_Work to be completed_. Repeat each entry exactly and drop the pictures.
#### Data supplied
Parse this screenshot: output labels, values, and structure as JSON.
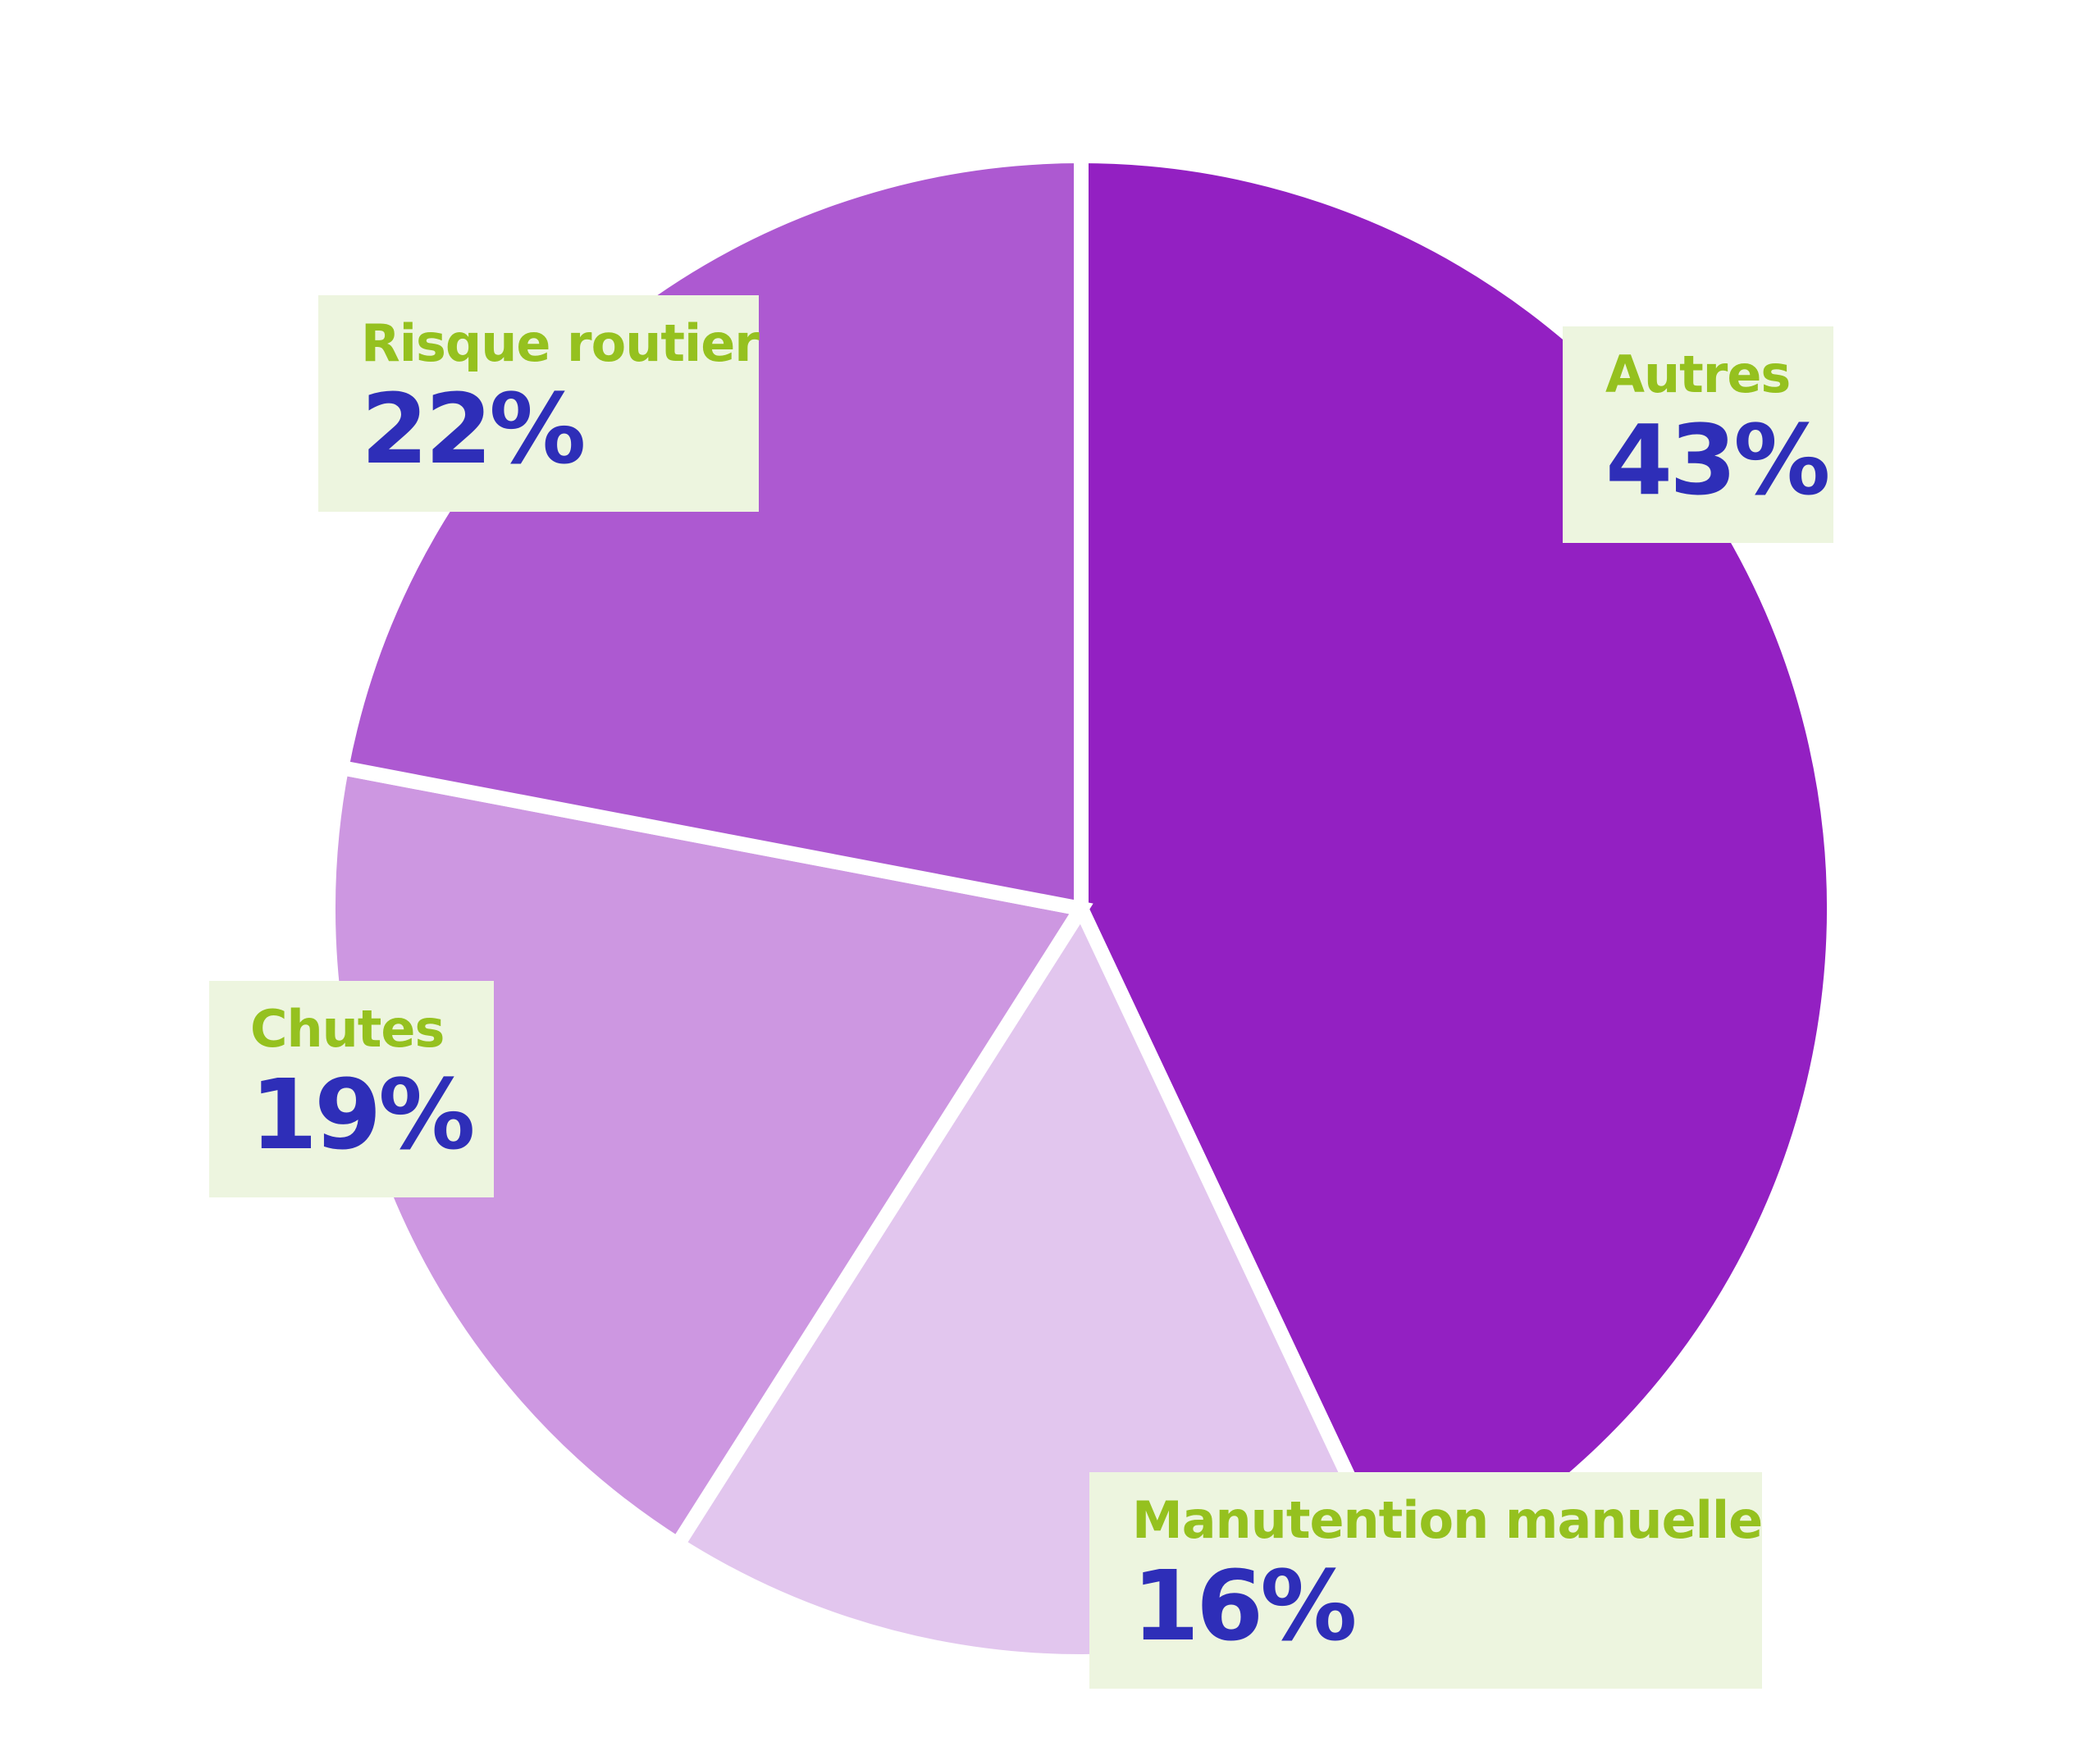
{
  "chart_data": {
    "type": "pie",
    "slices": [
      {
        "label": "Autres",
        "value": 43,
        "display": "43%",
        "color": "#9320c2"
      },
      {
        "label": "Manutention manuelle",
        "value": 16,
        "display": "16%",
        "color": "#e2c6ee"
      },
      {
        "label": "Chutes",
        "value": 19,
        "display": "19%",
        "color": "#cd97e1"
      },
      {
        "label": "Risque routier",
        "value": 22,
        "display": "22%",
        "color": "#ad59d1"
      }
    ],
    "start": "top",
    "direction": "clockwise",
    "label_name_color": "#95c11f",
    "label_value_color": "#2e2eb8",
    "label_background": "#edf5df"
  }
}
########
_Answer_.
Parse this screenshot: output labels, values, and structure as JSON.
{
  "chart_data": {
    "type": "pie",
    "slices": [
      {
        "label": "Autres",
        "value": 43,
        "display": "43%",
        "color": "#9320c2"
      },
      {
        "label": "Manutention manuelle",
        "value": 16,
        "display": "16%",
        "color": "#e2c6ee"
      },
      {
        "label": "Chutes",
        "value": 19,
        "display": "19%",
        "color": "#cd97e1"
      },
      {
        "label": "Risque routier",
        "value": 22,
        "display": "22%",
        "color": "#ad59d1"
      }
    ],
    "start": "top",
    "direction": "clockwise",
    "label_name_color": "#95c11f",
    "label_value_color": "#2e2eb8",
    "label_background": "#edf5df"
  }
}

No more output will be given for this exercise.